### Set exercise
Which lines below hold the word "relative"? Report each one.

### Records for the exercise

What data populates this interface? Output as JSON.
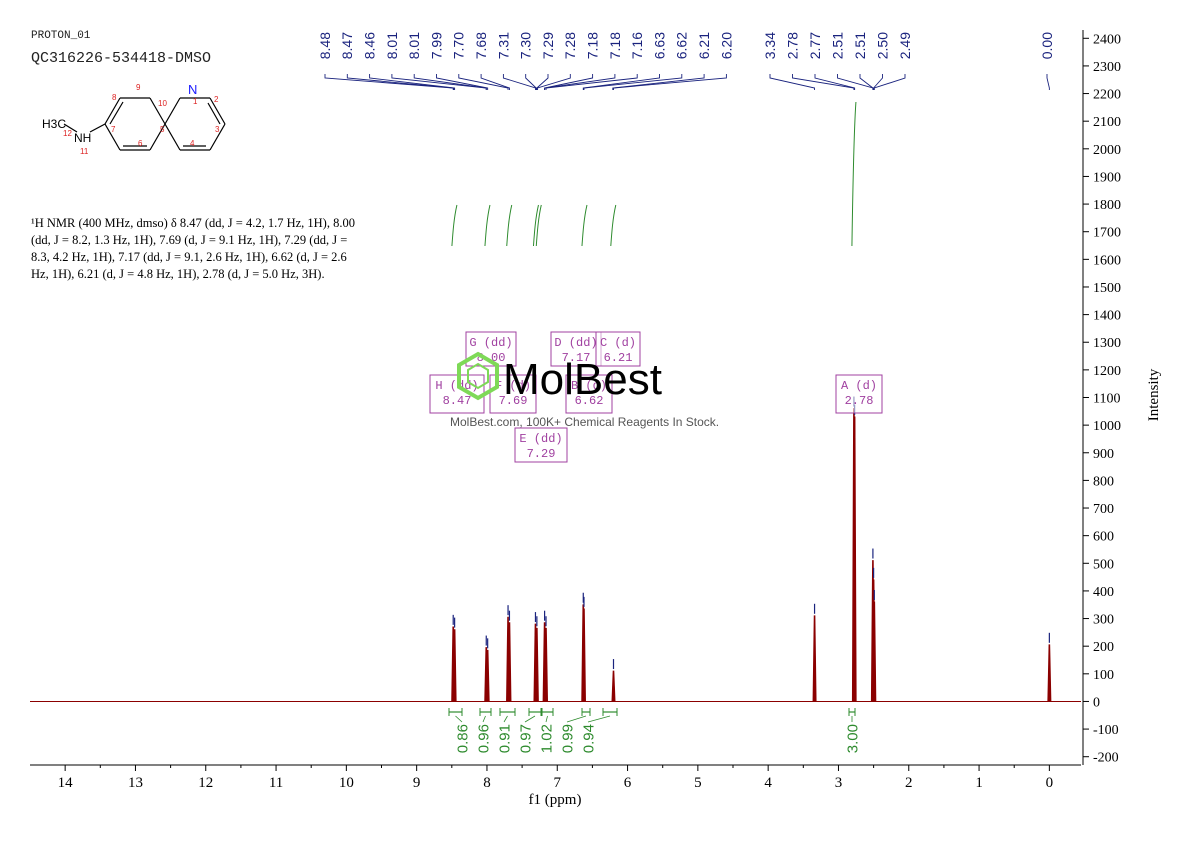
{
  "header": {
    "sample_id": "PROTON_01",
    "sample_name": "QC316226-534418-DMSO"
  },
  "structure": {
    "substituent": "H3C",
    "nh_label": "NH",
    "atoms": [
      {
        "label": "N",
        "color": "#1a1aff"
      },
      {
        "label": "H3C",
        "color": "#000000"
      },
      {
        "label": "NH",
        "color": "#000000"
      }
    ],
    "atom_numbers": [
      "1",
      "2",
      "3",
      "4",
      "5",
      "6",
      "7",
      "8",
      "9",
      "10",
      "11",
      "12"
    ]
  },
  "description": {
    "text": "¹H NMR (400 MHz, dmso) δ 8.47 (dd, J = 4.2, 1.7 Hz, 1H), 8.00 (dd, J = 8.2, 1.3 Hz, 1H), 7.69 (d, J = 9.1 Hz, 1H), 7.29 (dd, J = 8.3, 4.2 Hz, 1H), 7.17 (dd, J = 9.1, 2.6 Hz, 1H), 6.62 (d, J = 2.6 Hz, 1H), 6.21 (d, J = 4.8 Hz, 1H), 2.78 (d, J = 5.0 Hz, 3H)."
  },
  "watermark": {
    "brand": "MolBest",
    "tagline": "MolBest.com, 100K+ Chemical Reagents In Stock."
  },
  "colors": {
    "spectrum": "#8b0000",
    "peak_labels": "#1a237e",
    "integration": "#2e8b2e",
    "multiplet_box": "#a040a0",
    "watermark_green": "#7ed957",
    "axis": "#000000"
  },
  "chart_data": {
    "type": "line",
    "xlabel": "f1 (ppm)",
    "ylabel": "Intensity",
    "xlim": [
      14.5,
      -0.45
    ],
    "ylim": [
      -230,
      2430
    ],
    "x_ticks": [
      14,
      13,
      12,
      11,
      10,
      9,
      8,
      7,
      6,
      5,
      4,
      3,
      2,
      1,
      0
    ],
    "y_ticks": [
      -200,
      -100,
      0,
      100,
      200,
      300,
      400,
      500,
      600,
      700,
      800,
      900,
      1000,
      1100,
      1200,
      1300,
      1400,
      1500,
      1600,
      1700,
      1800,
      1900,
      2000,
      2100,
      2200,
      2300,
      2400
    ],
    "peaks": [
      {
        "ppm": 8.48,
        "height": 270
      },
      {
        "ppm": 8.46,
        "height": 260
      },
      {
        "ppm": 8.01,
        "height": 195
      },
      {
        "ppm": 7.99,
        "height": 185
      },
      {
        "ppm": 7.7,
        "height": 305
      },
      {
        "ppm": 7.68,
        "height": 285
      },
      {
        "ppm": 7.31,
        "height": 280
      },
      {
        "ppm": 7.29,
        "height": 265
      },
      {
        "ppm": 7.18,
        "height": 285
      },
      {
        "ppm": 7.16,
        "height": 265
      },
      {
        "ppm": 6.63,
        "height": 350
      },
      {
        "ppm": 6.62,
        "height": 335
      },
      {
        "ppm": 6.2,
        "height": 110
      },
      {
        "ppm": 3.34,
        "height": 310
      },
      {
        "ppm": 2.78,
        "height": 1060
      },
      {
        "ppm": 2.77,
        "height": 1030
      },
      {
        "ppm": 2.51,
        "height": 510
      },
      {
        "ppm": 2.5,
        "height": 440
      },
      {
        "ppm": 2.49,
        "height": 360
      },
      {
        "ppm": 0.0,
        "height": 205
      }
    ],
    "peak_labels": {
      "group1": [
        "8.48",
        "8.47",
        "8.46",
        "8.01",
        "8.01",
        "7.99",
        "7.70",
        "7.68",
        "7.31",
        "7.30",
        "7.29",
        "7.28",
        "7.18",
        "7.18",
        "7.16",
        "6.63",
        "6.62",
        "6.21",
        "6.20"
      ],
      "group2": [
        "3.34",
        "2.78",
        "2.77",
        "2.51",
        "2.51",
        "2.50",
        "2.49"
      ],
      "group3": [
        "0.00"
      ]
    },
    "integrals": [
      {
        "ppm": 8.47,
        "value": "0.86"
      },
      {
        "ppm": 8.0,
        "value": "0.96"
      },
      {
        "ppm": 7.69,
        "value": "0.91"
      },
      {
        "ppm": 7.29,
        "value": "0.97"
      },
      {
        "ppm": 7.17,
        "value": "1.02"
      },
      {
        "ppm": 6.62,
        "value": "0.99"
      },
      {
        "ppm": 6.21,
        "value": "0.94"
      },
      {
        "ppm": 2.78,
        "value": "3.00"
      }
    ],
    "multiplets": [
      {
        "name": "H (dd)",
        "shift": "8.47"
      },
      {
        "name": "G (dd)",
        "shift": "8.00"
      },
      {
        "name": "F (d)",
        "shift": "7.69"
      },
      {
        "name": "E (dd)",
        "shift": "7.29"
      },
      {
        "name": "D (dd)",
        "shift": "7.17"
      },
      {
        "name": "B (d)",
        "shift": "6.62"
      },
      {
        "name": "C (d)",
        "shift": "6.21"
      },
      {
        "name": "A (d)",
        "shift": "2.78"
      }
    ]
  }
}
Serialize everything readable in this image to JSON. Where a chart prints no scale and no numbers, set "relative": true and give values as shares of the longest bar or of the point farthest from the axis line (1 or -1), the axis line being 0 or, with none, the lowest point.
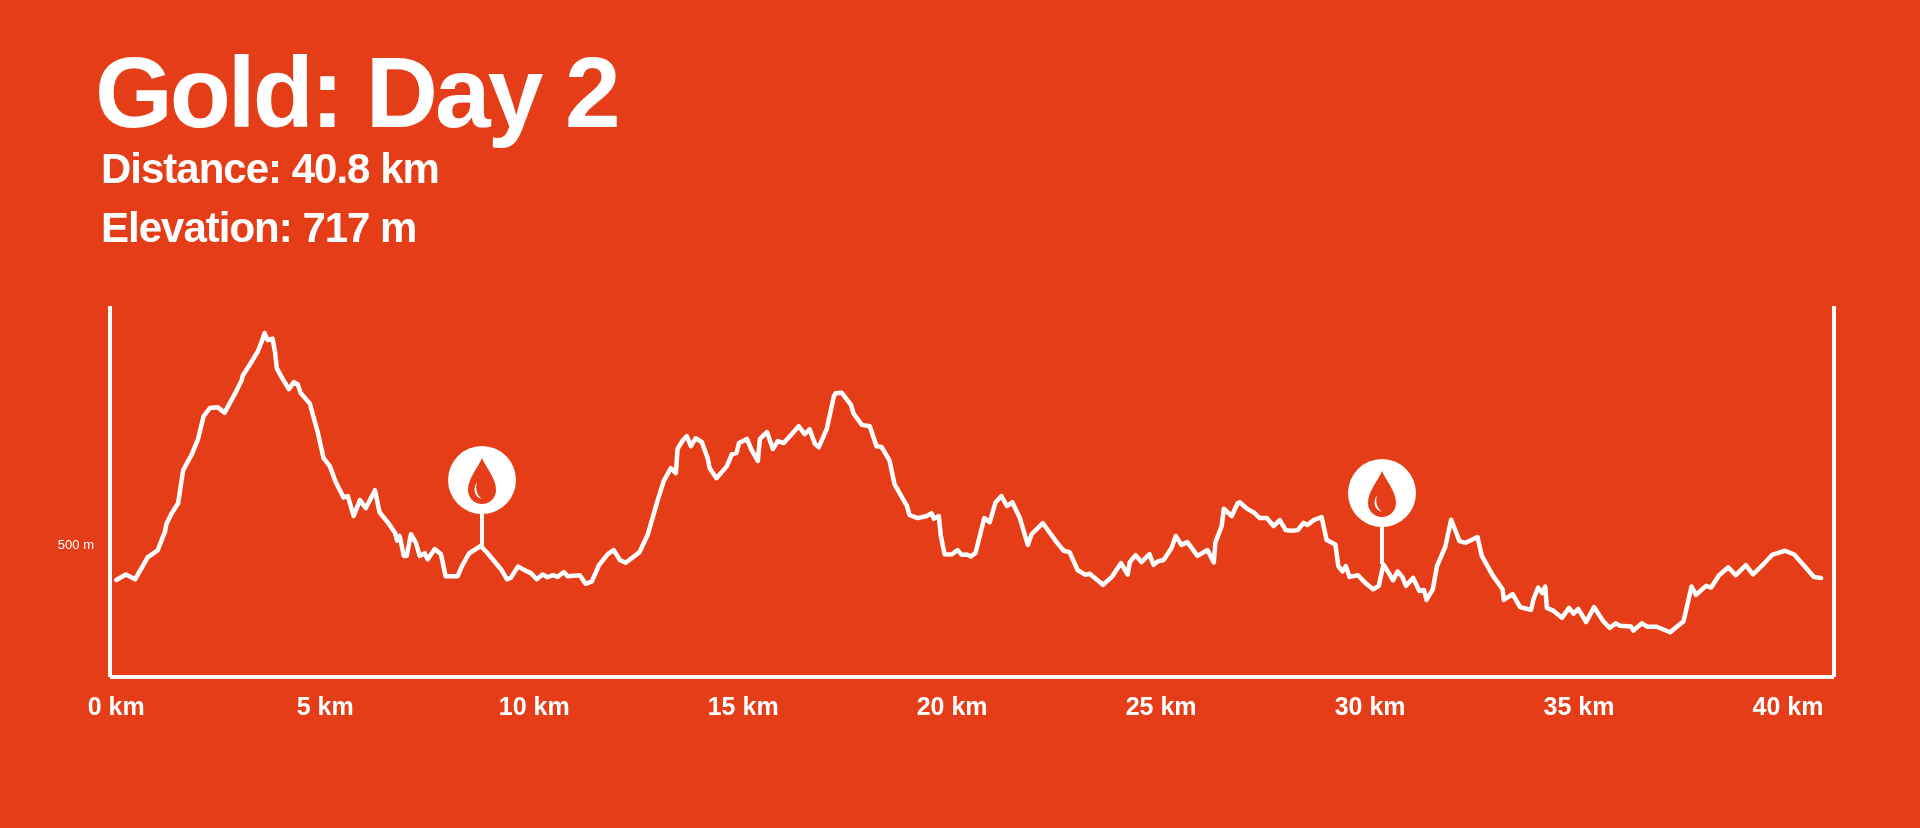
{
  "chart_data": {
    "type": "line",
    "title": "Gold: Day 2",
    "subtitle": "Distance: 40.8 km",
    "annotations": [
      "Elevation: 717 m",
      "500 m"
    ],
    "relative": true,
    "color": "#ffffff",
    "xlim": [
      -0.15,
      41.1
    ],
    "xticks": [
      {
        "value": 0,
        "label": "0 km"
      },
      {
        "value": 5,
        "label": "5 km"
      },
      {
        "value": 10,
        "label": "10 km"
      },
      {
        "value": 15,
        "label": "15 km"
      },
      {
        "value": 20,
        "label": "20 km"
      },
      {
        "value": 25,
        "label": "25 km"
      },
      {
        "value": 30,
        "label": "30 km"
      },
      {
        "value": 35,
        "label": "35 km"
      },
      {
        "value": 40,
        "label": "40 km"
      }
    ],
    "x": [
      0.0,
      0.23,
      0.45,
      0.75,
      0.99,
      1.17,
      1.2,
      1.33,
      1.48,
      1.6,
      1.81,
      1.95,
      2.09,
      2.24,
      2.43,
      2.59,
      2.86,
      3.0,
      3.03,
      3.19,
      3.39,
      3.51,
      3.55,
      3.62,
      3.74,
      3.8,
      3.84,
      3.96,
      4.13,
      4.25,
      4.34,
      4.41,
      4.63,
      4.82,
      4.96,
      5.11,
      5.25,
      5.44,
      5.54,
      5.68,
      5.83,
      5.97,
      6.19,
      6.3,
      6.5,
      6.67,
      6.72,
      6.78,
      6.88,
      6.95,
      7.05,
      7.17,
      7.26,
      7.38,
      7.45,
      7.62,
      7.77,
      7.88,
      8.03,
      8.17,
      8.27,
      8.44,
      8.72,
      8.87,
      9.22,
      9.35,
      9.44,
      9.61,
      9.83,
      9.92,
      10.06,
      10.2,
      10.32,
      10.45,
      10.56,
      10.71,
      10.8,
      11.09,
      11.23,
      11.38,
      11.55,
      11.76,
      11.9,
      12.05,
      12.19,
      12.52,
      12.72,
      12.95,
      13.1,
      13.27,
      13.39,
      13.43,
      13.56,
      13.65,
      13.75,
      13.86,
      14.01,
      14.15,
      14.2,
      14.36,
      14.61,
      14.73,
      14.84,
      14.9,
      15.09,
      15.2,
      15.35,
      15.4,
      15.57,
      15.71,
      15.83,
      15.97,
      16.33,
      16.47,
      16.59,
      16.72,
      16.81,
      17.0,
      17.17,
      17.21,
      17.36,
      17.58,
      17.64,
      17.84,
      18.03,
      18.19,
      18.31,
      18.5,
      18.62,
      18.92,
      18.98,
      19.17,
      19.39,
      19.51,
      19.56,
      19.68,
      19.73,
      19.82,
      19.99,
      20.13,
      20.23,
      20.35,
      20.45,
      20.56,
      20.77,
      20.9,
      21.04,
      21.18,
      21.31,
      21.44,
      21.62,
      21.81,
      21.9,
      22.17,
      22.5,
      22.67,
      22.81,
      23.0,
      23.19,
      23.29,
      23.61,
      23.82,
      24.04,
      24.2,
      24.25,
      24.39,
      24.53,
      24.72,
      24.82,
      24.92,
      25.06,
      25.25,
      25.35,
      25.49,
      25.63,
      25.87,
      26.11,
      26.26,
      26.3,
      26.45,
      26.5,
      26.69,
      26.83,
      26.88,
      27.07,
      27.21,
      27.36,
      27.53,
      27.69,
      27.84,
      27.98,
      28.12,
      28.27,
      28.41,
      28.5,
      28.65,
      28.84,
      28.96,
      29.17,
      29.24,
      29.34,
      29.42,
      29.51,
      29.71,
      29.89,
      30.07,
      30.21,
      30.32,
      30.45,
      30.55,
      30.66,
      30.77,
      30.86,
      31.03,
      31.18,
      31.29,
      31.35,
      31.5,
      31.6,
      31.8,
      31.94,
      32.14,
      32.29,
      32.57,
      32.67,
      32.93,
      33.17,
      33.2,
      33.41,
      33.59,
      33.85,
      33.91,
      34.02,
      34.12,
      34.19,
      34.23,
      34.38,
      34.59,
      34.76,
      34.87,
      34.98,
      35.17,
      35.36,
      35.58,
      35.73,
      35.88,
      35.98,
      36.24,
      36.3,
      36.5,
      36.64,
      36.86,
      37.18,
      37.5,
      37.69,
      37.8,
      38.04,
      38.16,
      38.35,
      38.57,
      38.75,
      38.99,
      39.16,
      39.42,
      39.63,
      39.93,
      40.15,
      40.36,
      40.62,
      40.79
    ],
    "values": [
      0.282,
      0.298,
      0.284,
      0.348,
      0.368,
      0.424,
      0.445,
      0.477,
      0.505,
      0.601,
      0.648,
      0.689,
      0.758,
      0.782,
      0.784,
      0.768,
      0.828,
      0.863,
      0.877,
      0.907,
      0.947,
      0.985,
      1,
      0.979,
      0.984,
      0.944,
      0.898,
      0.871,
      0.837,
      0.857,
      0.851,
      0.826,
      0.795,
      0.712,
      0.636,
      0.613,
      0.567,
      0.522,
      0.526,
      0.468,
      0.514,
      0.491,
      0.543,
      0.479,
      0.449,
      0.419,
      0.396,
      0.41,
      0.352,
      0.352,
      0.415,
      0.39,
      0.352,
      0.36,
      0.342,
      0.372,
      0.357,
      0.293,
      0.293,
      0.293,
      0.322,
      0.359,
      0.381,
      0.362,
      0.311,
      0.284,
      0.288,
      0.321,
      0.307,
      0.302,
      0.284,
      0.298,
      0.29,
      0.296,
      0.291,
      0.305,
      0.293,
      0.296,
      0.271,
      0.278,
      0.325,
      0.357,
      0.369,
      0.34,
      0.332,
      0.363,
      0.415,
      0.512,
      0.57,
      0.607,
      0.593,
      0.663,
      0.689,
      0.7,
      0.671,
      0.694,
      0.683,
      0.636,
      0.607,
      0.578,
      0.613,
      0.648,
      0.651,
      0.68,
      0.692,
      0.66,
      0.628,
      0.692,
      0.712,
      0.663,
      0.686,
      0.68,
      0.729,
      0.706,
      0.72,
      0.677,
      0.668,
      0.721,
      0.816,
      0.825,
      0.826,
      0.791,
      0.766,
      0.733,
      0.729,
      0.671,
      0.669,
      0.63,
      0.561,
      0.497,
      0.471,
      0.462,
      0.468,
      0.476,
      0.46,
      0.468,
      0.41,
      0.357,
      0.356,
      0.369,
      0.355,
      0.356,
      0.35,
      0.361,
      0.462,
      0.45,
      0.508,
      0.526,
      0.497,
      0.508,
      0.462,
      0.384,
      0.415,
      0.447,
      0.392,
      0.367,
      0.363,
      0.311,
      0.297,
      0.3,
      0.268,
      0.291,
      0.331,
      0.298,
      0.334,
      0.354,
      0.334,
      0.357,
      0.326,
      0.336,
      0.34,
      0.375,
      0.41,
      0.384,
      0.392,
      0.352,
      0.369,
      0.333,
      0.392,
      0.439,
      0.489,
      0.468,
      0.505,
      0.508,
      0.488,
      0.479,
      0.462,
      0.462,
      0.439,
      0.456,
      0.427,
      0.425,
      0.427,
      0.448,
      0.442,
      0.456,
      0.465,
      0.398,
      0.385,
      0.322,
      0.307,
      0.322,
      0.291,
      0.296,
      0.273,
      0.255,
      0.265,
      0.327,
      0.302,
      0.281,
      0.307,
      0.291,
      0.265,
      0.288,
      0.25,
      0.253,
      0.224,
      0.255,
      0.322,
      0.379,
      0.457,
      0.395,
      0.39,
      0.407,
      0.353,
      0.296,
      0.255,
      0.224,
      0.241,
      0.203,
      0.195,
      0.226,
      0.26,
      0.244,
      0.263,
      0.201,
      0.193,
      0.172,
      0.201,
      0.184,
      0.198,
      0.16,
      0.203,
      0.162,
      0.143,
      0.156,
      0.149,
      0.147,
      0.135,
      0.156,
      0.146,
      0.146,
      0.13,
      0.162,
      0.263,
      0.239,
      0.265,
      0.26,
      0.296,
      0.319,
      0.296,
      0.325,
      0.298,
      0.329,
      0.356,
      0.367,
      0.356,
      0.327,
      0.291,
      0.288
    ]
  }
}
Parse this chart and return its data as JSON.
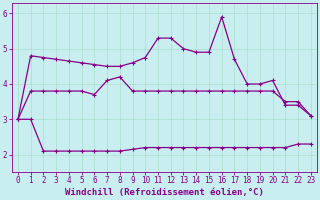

### Task result
Serialize everything readable in this image to JSON. Where a chart prints no scale and no numbers, set "relative": true and give values as shares of the longest bar or of the point farthest from the axis line (1 or -1), the axis line being 0 or, with none, the lowest point.
    "relative": true,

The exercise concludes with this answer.